* begin Exercise material *

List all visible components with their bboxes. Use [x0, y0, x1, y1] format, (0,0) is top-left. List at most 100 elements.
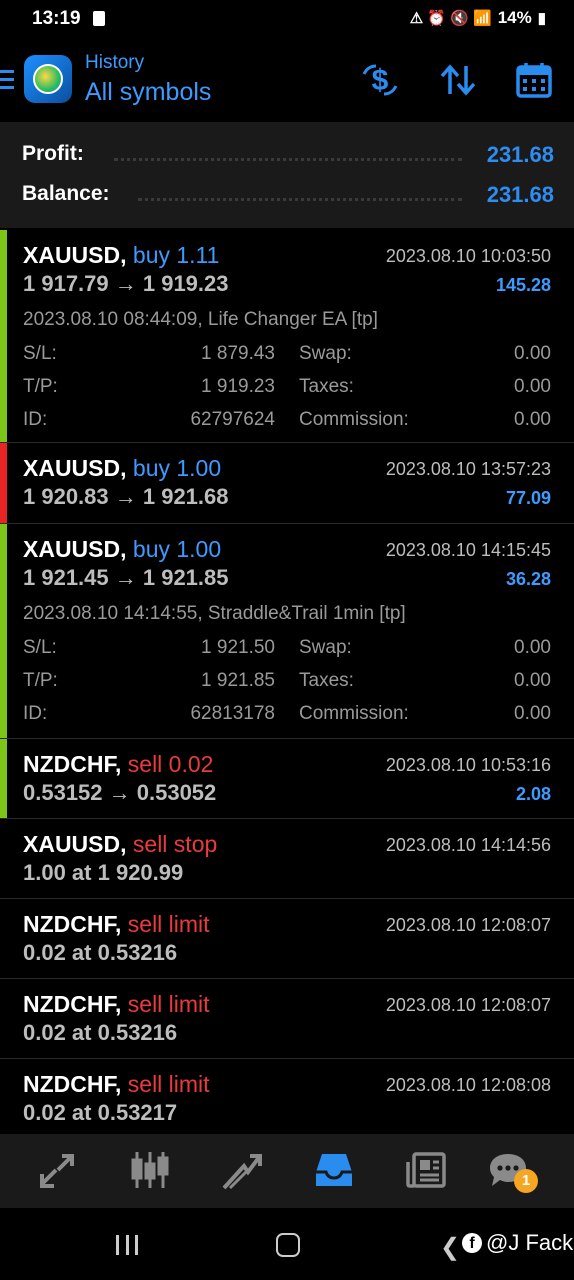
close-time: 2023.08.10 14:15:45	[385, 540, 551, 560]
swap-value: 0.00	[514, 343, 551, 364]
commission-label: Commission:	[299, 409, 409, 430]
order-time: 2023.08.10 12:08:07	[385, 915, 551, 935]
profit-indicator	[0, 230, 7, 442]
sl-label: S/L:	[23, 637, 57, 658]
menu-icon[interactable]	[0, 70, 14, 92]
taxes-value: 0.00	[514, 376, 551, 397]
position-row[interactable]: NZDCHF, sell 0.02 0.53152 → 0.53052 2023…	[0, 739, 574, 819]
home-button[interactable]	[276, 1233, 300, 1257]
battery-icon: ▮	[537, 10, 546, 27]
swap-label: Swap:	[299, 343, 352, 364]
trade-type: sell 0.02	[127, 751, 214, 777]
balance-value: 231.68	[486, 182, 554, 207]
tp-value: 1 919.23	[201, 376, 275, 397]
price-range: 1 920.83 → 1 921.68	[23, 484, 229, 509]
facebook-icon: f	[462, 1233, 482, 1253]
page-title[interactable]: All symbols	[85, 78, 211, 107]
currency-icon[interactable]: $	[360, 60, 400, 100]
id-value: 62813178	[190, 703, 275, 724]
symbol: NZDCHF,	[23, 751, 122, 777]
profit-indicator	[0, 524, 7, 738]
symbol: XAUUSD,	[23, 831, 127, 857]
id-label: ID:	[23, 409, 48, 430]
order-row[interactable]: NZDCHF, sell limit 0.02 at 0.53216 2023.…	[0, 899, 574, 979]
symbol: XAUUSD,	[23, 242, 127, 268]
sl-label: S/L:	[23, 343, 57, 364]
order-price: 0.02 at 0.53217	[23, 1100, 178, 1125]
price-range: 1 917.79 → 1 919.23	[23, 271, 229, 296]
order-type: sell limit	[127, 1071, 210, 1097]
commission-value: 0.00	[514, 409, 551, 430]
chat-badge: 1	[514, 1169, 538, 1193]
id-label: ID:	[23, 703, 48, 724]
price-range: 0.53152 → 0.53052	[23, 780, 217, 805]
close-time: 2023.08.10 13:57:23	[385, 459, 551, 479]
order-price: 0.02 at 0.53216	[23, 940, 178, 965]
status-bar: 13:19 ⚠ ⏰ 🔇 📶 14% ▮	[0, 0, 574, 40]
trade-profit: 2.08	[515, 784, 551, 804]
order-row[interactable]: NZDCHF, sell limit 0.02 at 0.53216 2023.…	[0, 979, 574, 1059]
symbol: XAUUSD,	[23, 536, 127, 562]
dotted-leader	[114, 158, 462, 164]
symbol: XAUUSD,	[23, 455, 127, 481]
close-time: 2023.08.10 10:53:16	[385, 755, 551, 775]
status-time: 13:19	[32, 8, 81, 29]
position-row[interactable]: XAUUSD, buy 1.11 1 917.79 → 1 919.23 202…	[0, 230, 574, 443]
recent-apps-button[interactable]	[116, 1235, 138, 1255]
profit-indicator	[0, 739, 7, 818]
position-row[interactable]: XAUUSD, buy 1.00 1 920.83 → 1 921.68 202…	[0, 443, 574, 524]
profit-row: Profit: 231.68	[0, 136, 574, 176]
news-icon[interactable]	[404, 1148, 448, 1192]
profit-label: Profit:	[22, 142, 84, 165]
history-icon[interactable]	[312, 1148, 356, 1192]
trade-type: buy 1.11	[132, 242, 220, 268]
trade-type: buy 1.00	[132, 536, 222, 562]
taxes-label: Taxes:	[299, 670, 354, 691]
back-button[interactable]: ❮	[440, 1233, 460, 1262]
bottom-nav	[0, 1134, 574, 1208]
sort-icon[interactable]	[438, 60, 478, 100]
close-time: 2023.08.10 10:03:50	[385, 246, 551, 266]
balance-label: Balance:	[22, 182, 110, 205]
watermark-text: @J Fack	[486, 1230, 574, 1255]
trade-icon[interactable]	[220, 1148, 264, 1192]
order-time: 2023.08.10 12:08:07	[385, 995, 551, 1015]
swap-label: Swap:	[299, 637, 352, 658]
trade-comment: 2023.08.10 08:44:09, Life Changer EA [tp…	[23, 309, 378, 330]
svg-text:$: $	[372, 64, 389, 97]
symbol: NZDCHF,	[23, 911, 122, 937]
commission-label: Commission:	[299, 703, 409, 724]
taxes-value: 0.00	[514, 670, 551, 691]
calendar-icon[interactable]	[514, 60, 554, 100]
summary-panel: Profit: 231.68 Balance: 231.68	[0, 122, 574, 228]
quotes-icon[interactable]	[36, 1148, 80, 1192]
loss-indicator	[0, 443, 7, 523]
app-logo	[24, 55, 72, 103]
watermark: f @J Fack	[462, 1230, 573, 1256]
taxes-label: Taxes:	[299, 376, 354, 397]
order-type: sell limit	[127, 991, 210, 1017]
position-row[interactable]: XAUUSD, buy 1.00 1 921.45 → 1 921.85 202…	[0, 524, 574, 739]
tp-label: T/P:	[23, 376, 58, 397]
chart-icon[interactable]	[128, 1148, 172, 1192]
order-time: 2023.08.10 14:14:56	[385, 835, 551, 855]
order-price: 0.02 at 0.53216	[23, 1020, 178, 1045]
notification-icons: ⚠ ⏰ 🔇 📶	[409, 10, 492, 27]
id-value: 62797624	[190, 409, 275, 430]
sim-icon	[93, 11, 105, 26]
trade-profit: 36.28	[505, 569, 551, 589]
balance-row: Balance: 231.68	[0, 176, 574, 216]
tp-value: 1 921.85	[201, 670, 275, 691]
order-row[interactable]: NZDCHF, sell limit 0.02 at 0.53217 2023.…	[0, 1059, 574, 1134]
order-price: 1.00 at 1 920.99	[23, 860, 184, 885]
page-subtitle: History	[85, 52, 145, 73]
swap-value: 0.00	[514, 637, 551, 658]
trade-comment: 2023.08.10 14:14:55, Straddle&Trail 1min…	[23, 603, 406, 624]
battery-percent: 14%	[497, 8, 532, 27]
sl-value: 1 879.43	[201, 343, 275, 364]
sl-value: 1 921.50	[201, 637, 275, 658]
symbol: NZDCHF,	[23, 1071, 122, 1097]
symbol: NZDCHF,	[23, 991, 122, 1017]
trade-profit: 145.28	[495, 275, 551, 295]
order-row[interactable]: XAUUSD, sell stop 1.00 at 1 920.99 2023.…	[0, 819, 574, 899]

* end Exercise material *

■ Task goal ■
Write out every line of the records above without changing anything, but leave out the pictures.

■ The result ■
List all visible components with their bboxes. Use [x0, y0, x1, y1] format, (0,0) is top-left. List at most 100 elements.
close-time: 2023.08.10 14:15:45	[385, 540, 551, 560]
swap-value: 0.00	[514, 343, 551, 364]
commission-label: Commission:	[299, 409, 409, 430]
order-time: 2023.08.10 12:08:07	[385, 915, 551, 935]
profit-indicator	[0, 230, 7, 442]
sl-label: S/L:	[23, 637, 57, 658]
menu-icon[interactable]	[0, 70, 14, 92]
taxes-value: 0.00	[514, 376, 551, 397]
position-row[interactable]: NZDCHF, sell 0.02 0.53152 → 0.53052 2023…	[0, 739, 574, 819]
home-button[interactable]	[276, 1233, 300, 1257]
battery-icon: ▮	[537, 10, 546, 27]
swap-label: Swap:	[299, 343, 352, 364]
trade-type: sell 0.02	[127, 751, 214, 777]
balance-value: 231.68	[486, 182, 554, 207]
tp-value: 1 919.23	[201, 376, 275, 397]
price-range: 1 920.83 → 1 921.68	[23, 484, 229, 509]
facebook-icon: f	[462, 1233, 482, 1253]
page-title[interactable]: All symbols	[85, 78, 211, 107]
currency-icon[interactable]: $	[360, 60, 400, 100]
id-value: 62813178	[190, 703, 275, 724]
symbol: NZDCHF,	[23, 751, 122, 777]
profit-indicator	[0, 524, 7, 738]
symbol: XAUUSD,	[23, 831, 127, 857]
id-label: ID:	[23, 409, 48, 430]
order-row[interactable]: NZDCHF, sell limit 0.02 at 0.53216 2023.…	[0, 899, 574, 979]
symbol: XAUUSD,	[23, 242, 127, 268]
sl-label: S/L:	[23, 343, 57, 364]
order-price: 0.02 at 0.53217	[23, 1100, 178, 1125]
price-range: 1 917.79 → 1 919.23	[23, 271, 229, 296]
order-type: sell limit	[127, 1071, 210, 1097]
commission-value: 0.00	[514, 409, 551, 430]
chat-badge: 1	[514, 1169, 538, 1193]
id-label: ID:	[23, 703, 48, 724]
price-range: 0.53152 → 0.53052	[23, 780, 217, 805]
close-time: 2023.08.10 13:57:23	[385, 459, 551, 479]
order-price: 0.02 at 0.53216	[23, 940, 178, 965]
status-bar: 13:19 ⚠ ⏰ 🔇 📶 14% ▮	[0, 0, 574, 40]
trade-profit: 2.08	[515, 784, 551, 804]
order-row[interactable]: NZDCHF, sell limit 0.02 at 0.53216 2023.…	[0, 979, 574, 1059]
symbol: XAUUSD,	[23, 536, 127, 562]
dotted-leader	[114, 158, 462, 164]
symbol: XAUUSD,	[23, 455, 127, 481]
close-time: 2023.08.10 10:53:16	[385, 755, 551, 775]
status-time: 13:19	[32, 8, 81, 29]
position-row[interactable]: XAUUSD, buy 1.11 1 917.79 → 1 919.23 202…	[0, 230, 574, 443]
recent-apps-button[interactable]	[116, 1235, 138, 1255]
profit-indicator	[0, 739, 7, 818]
position-row[interactable]: XAUUSD, buy 1.00 1 920.83 → 1 921.68 202…	[0, 443, 574, 524]
profit-row: Profit: 231.68	[0, 136, 574, 176]
news-icon[interactable]	[404, 1148, 448, 1192]
profit-label: Profit:	[22, 142, 84, 165]
history-icon[interactable]	[312, 1148, 356, 1192]
trade-type: buy 1.11	[132, 242, 220, 268]
trade-type: buy 1.00	[132, 536, 222, 562]
taxes-label: Taxes:	[299, 670, 354, 691]
back-button[interactable]: ❮	[440, 1233, 460, 1262]
bottom-nav	[0, 1134, 574, 1208]
sort-icon[interactable]	[438, 60, 478, 100]
close-time: 2023.08.10 10:03:50	[385, 246, 551, 266]
balance-label: Balance:	[22, 182, 110, 205]
watermark-text: @J Fack	[486, 1230, 574, 1255]
trade-icon[interactable]	[220, 1148, 264, 1192]
order-time: 2023.08.10 12:08:07	[385, 995, 551, 1015]
swap-label: Swap:	[299, 637, 352, 658]
trade-comment: 2023.08.10 08:44:09, Life Changer EA [tp…	[23, 309, 378, 330]
svg-text:$: $	[372, 64, 389, 97]
symbol: NZDCHF,	[23, 911, 122, 937]
commission-label: Commission:	[299, 703, 409, 724]
taxes-value: 0.00	[514, 670, 551, 691]
calendar-icon[interactable]	[514, 60, 554, 100]
summary-panel: Profit: 231.68 Balance: 231.68	[0, 122, 574, 228]
quotes-icon[interactable]	[36, 1148, 80, 1192]
loss-indicator	[0, 443, 7, 523]
app-logo	[24, 55, 72, 103]
watermark: f @J Fack	[462, 1230, 573, 1256]
taxes-label: Taxes:	[299, 376, 354, 397]
order-type: sell limit	[127, 991, 210, 1017]
position-row[interactable]: XAUUSD, buy 1.00 1 921.45 → 1 921.85 202…	[0, 524, 574, 739]
tp-label: T/P:	[23, 376, 58, 397]
chart-icon[interactable]	[128, 1148, 172, 1192]
order-time: 2023.08.10 14:14:56	[385, 835, 551, 855]
order-price: 0.02 at 0.53216	[23, 1020, 178, 1045]
notification-icons: ⚠ ⏰ 🔇 📶	[409, 10, 492, 27]
id-value: 62797624	[190, 409, 275, 430]
sim-icon	[93, 11, 105, 26]
trade-profit: 36.28	[505, 569, 551, 589]
balance-row: Balance: 231.68	[0, 176, 574, 216]
tp-value: 1 921.85	[201, 670, 275, 691]
order-row[interactable]: NZDCHF, sell limit 0.02 at 0.53217 2023.…	[0, 1059, 574, 1134]
order-price: 1.00 at 1 920.99	[23, 860, 184, 885]
page-subtitle: History	[85, 52, 145, 73]
swap-value: 0.00	[514, 637, 551, 658]
trade-comment: 2023.08.10 14:14:55, Straddle&Trail 1min…	[23, 603, 406, 624]
battery-percent: 14%	[497, 8, 532, 27]
sl-value: 1 879.43	[201, 343, 275, 364]
sl-value: 1 921.50	[201, 637, 275, 658]
symbol: NZDCHF,	[23, 1071, 122, 1097]
symbol: NZDCHF,	[23, 991, 122, 1017]
trade-profit: 145.28	[495, 275, 551, 295]
order-row[interactable]: XAUUSD, sell stop 1.00 at 1 920.99 2023.…	[0, 819, 574, 899]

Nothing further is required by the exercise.